== Extracted records
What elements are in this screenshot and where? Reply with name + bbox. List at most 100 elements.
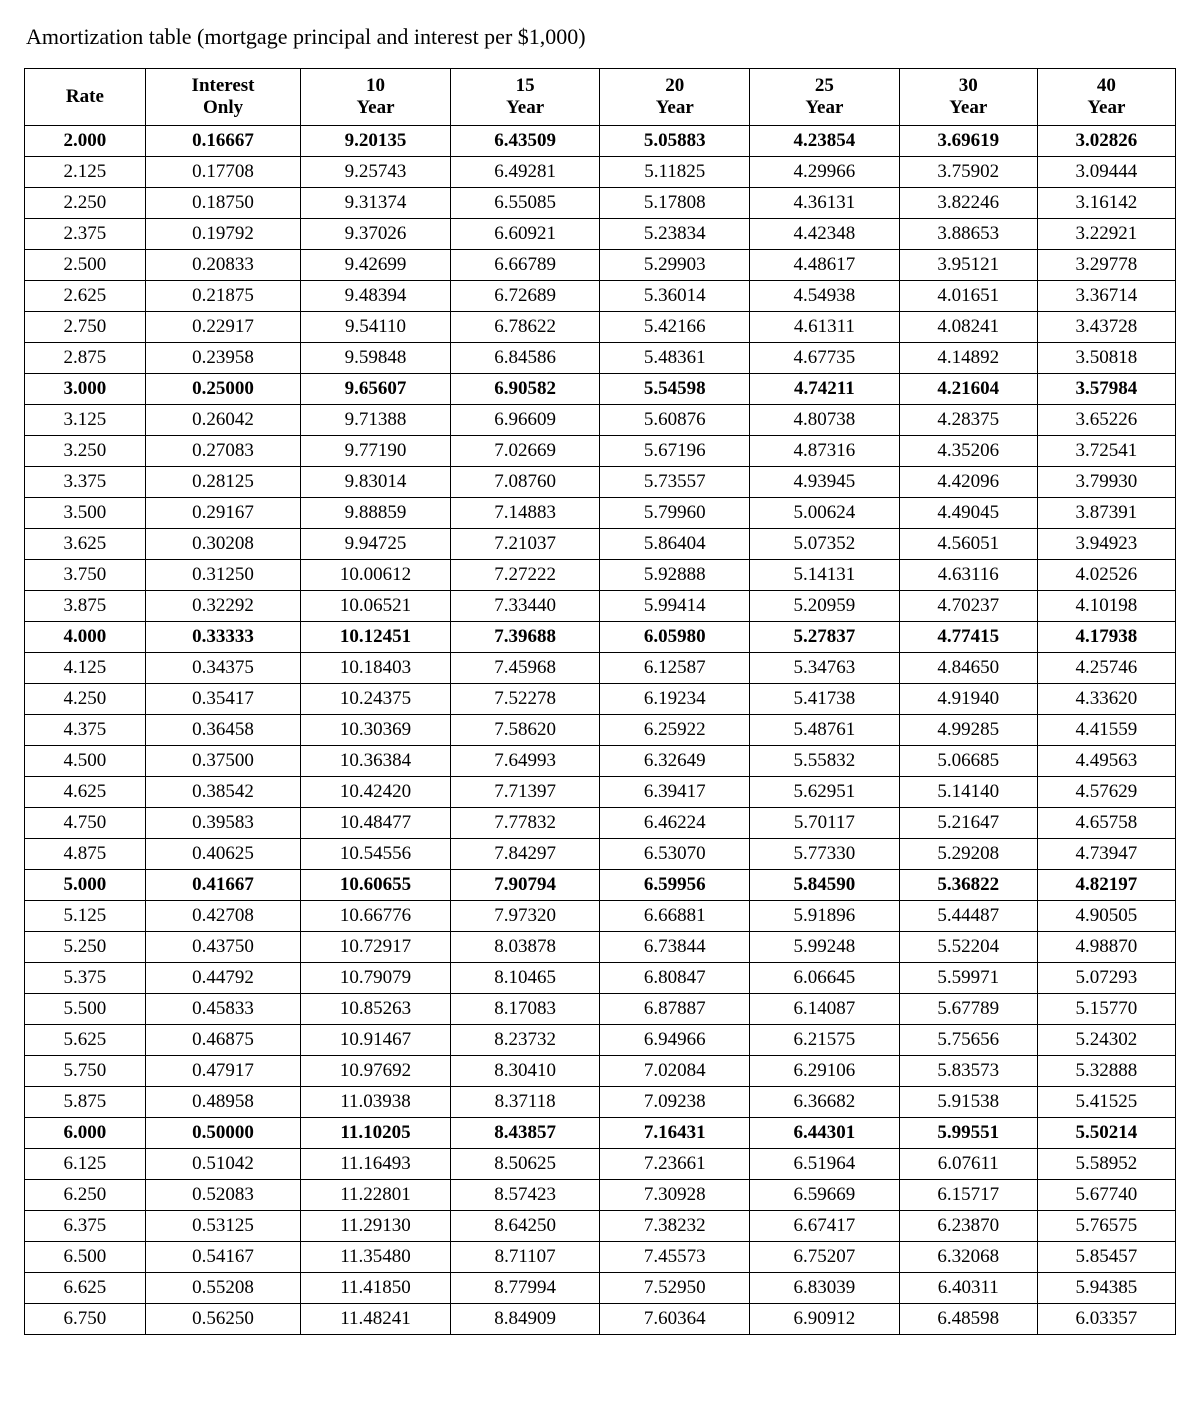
- table-row: 2.5000.208339.426996.667895.299034.48617…: [25, 249, 1176, 280]
- table-cell: 6.67417: [750, 1210, 900, 1241]
- table-cell: 6.49281: [450, 156, 600, 187]
- table-cell: 4.125: [25, 652, 146, 683]
- table-row: 3.0000.250009.656076.905825.545984.74211…: [25, 373, 1176, 404]
- table-cell: 5.11825: [600, 156, 750, 187]
- table-cell: 7.16431: [600, 1117, 750, 1148]
- column-header: 25Year: [750, 69, 900, 126]
- table-cell: 3.95121: [899, 249, 1037, 280]
- table-cell: 3.375: [25, 466, 146, 497]
- table-cell: 6.32649: [600, 745, 750, 776]
- table-cell: 6.51964: [750, 1148, 900, 1179]
- table-cell: 0.35417: [145, 683, 300, 714]
- table-cell: 3.65226: [1037, 404, 1175, 435]
- table-cell: 6.59956: [600, 869, 750, 900]
- table-row: 3.2500.270839.771907.026695.671964.87316…: [25, 435, 1176, 466]
- table-cell: 4.875: [25, 838, 146, 869]
- table-cell: 6.73844: [600, 931, 750, 962]
- table-cell: 3.500: [25, 497, 146, 528]
- table-cell: 11.10205: [301, 1117, 451, 1148]
- column-header: InterestOnly: [145, 69, 300, 126]
- table-cell: 5.20959: [750, 590, 900, 621]
- table-cell: 6.250: [25, 1179, 146, 1210]
- table-cell: 8.10465: [450, 962, 600, 993]
- table-cell: 4.91940: [899, 683, 1037, 714]
- table-cell: 5.500: [25, 993, 146, 1024]
- table-cell: 11.16493: [301, 1148, 451, 1179]
- table-cell: 0.44792: [145, 962, 300, 993]
- table-cell: 5.29208: [899, 838, 1037, 869]
- table-row: 3.6250.302089.947257.210375.864045.07352…: [25, 528, 1176, 559]
- table-cell: 4.375: [25, 714, 146, 745]
- table-cell: 7.09238: [600, 1086, 750, 1117]
- table-cell: 3.57984: [1037, 373, 1175, 404]
- table-cell: 8.77994: [450, 1272, 600, 1303]
- table-cell: 10.24375: [301, 683, 451, 714]
- page-title: Amortization table (mortgage principal a…: [26, 24, 1176, 50]
- table-cell: 5.17808: [600, 187, 750, 218]
- table-cell: 0.33333: [145, 621, 300, 652]
- table-cell: 5.99414: [600, 590, 750, 621]
- table-cell: 8.23732: [450, 1024, 600, 1055]
- table-row: 2.6250.218759.483946.726895.360144.54938…: [25, 280, 1176, 311]
- table-cell: 6.29106: [750, 1055, 900, 1086]
- table-cell: 0.42708: [145, 900, 300, 931]
- table-cell: 9.65607: [301, 373, 451, 404]
- table-cell: 3.36714: [1037, 280, 1175, 311]
- table-cell: 6.06645: [750, 962, 900, 993]
- table-cell: 4.500: [25, 745, 146, 776]
- table-cell: 5.21647: [899, 807, 1037, 838]
- table-cell: 4.42348: [750, 218, 900, 249]
- table-cell: 6.000: [25, 1117, 146, 1148]
- table-cell: 4.35206: [899, 435, 1037, 466]
- column-header: Rate: [25, 69, 146, 126]
- table-row: 2.2500.187509.313746.550855.178084.36131…: [25, 187, 1176, 218]
- table-cell: 10.66776: [301, 900, 451, 931]
- table-cell: 7.45573: [600, 1241, 750, 1272]
- table-cell: 4.87316: [750, 435, 900, 466]
- table-cell: 7.27222: [450, 559, 600, 590]
- table-cell: 5.24302: [1037, 1024, 1175, 1055]
- table-cell: 0.37500: [145, 745, 300, 776]
- table-cell: 0.45833: [145, 993, 300, 1024]
- table-cell: 6.12587: [600, 652, 750, 683]
- column-header: 20Year: [600, 69, 750, 126]
- table-row: 5.8750.4895811.039388.371187.092386.3668…: [25, 1086, 1176, 1117]
- table-cell: 3.50818: [1037, 342, 1175, 373]
- table-cell: 5.29903: [600, 249, 750, 280]
- table-row: 4.1250.3437510.184037.459686.125875.3476…: [25, 652, 1176, 683]
- table-cell: 5.27837: [750, 621, 900, 652]
- table-row: 5.2500.4375010.729178.038786.738445.9924…: [25, 931, 1176, 962]
- table-cell: 4.57629: [1037, 776, 1175, 807]
- table-cell: 4.10198: [1037, 590, 1175, 621]
- table-cell: 5.375: [25, 962, 146, 993]
- table-cell: 7.23661: [600, 1148, 750, 1179]
- table-cell: 10.00612: [301, 559, 451, 590]
- table-cell: 6.60921: [450, 218, 600, 249]
- table-cell: 0.39583: [145, 807, 300, 838]
- table-row: 6.7500.5625011.482418.849097.603646.9091…: [25, 1303, 1176, 1334]
- table-cell: 6.05980: [600, 621, 750, 652]
- table-cell: 5.59971: [899, 962, 1037, 993]
- table-cell: 3.125: [25, 404, 146, 435]
- table-cell: 5.23834: [600, 218, 750, 249]
- table-cell: 2.750: [25, 311, 146, 342]
- table-cell: 7.52950: [600, 1272, 750, 1303]
- table-cell: 4.99285: [899, 714, 1037, 745]
- table-cell: 0.47917: [145, 1055, 300, 1086]
- table-cell: 3.87391: [1037, 497, 1175, 528]
- table-cell: 10.79079: [301, 962, 451, 993]
- table-cell: 4.25746: [1037, 652, 1175, 683]
- table-cell: 8.64250: [450, 1210, 600, 1241]
- table-cell: 4.23854: [750, 125, 900, 156]
- table-cell: 5.50214: [1037, 1117, 1175, 1148]
- table-cell: 6.21575: [750, 1024, 900, 1055]
- table-cell: 7.30928: [600, 1179, 750, 1210]
- table-cell: 0.29167: [145, 497, 300, 528]
- table-cell: 4.98870: [1037, 931, 1175, 962]
- table-cell: 0.52083: [145, 1179, 300, 1210]
- table-cell: 0.53125: [145, 1210, 300, 1241]
- table-cell: 4.49563: [1037, 745, 1175, 776]
- table-cell: 6.66881: [600, 900, 750, 931]
- table-cell: 3.22921: [1037, 218, 1175, 249]
- table-cell: 6.80847: [600, 962, 750, 993]
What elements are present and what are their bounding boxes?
====
Given instruction - Count the lines in the records that contain the string "header" with matching case, and give only the number.

Expected answer - 4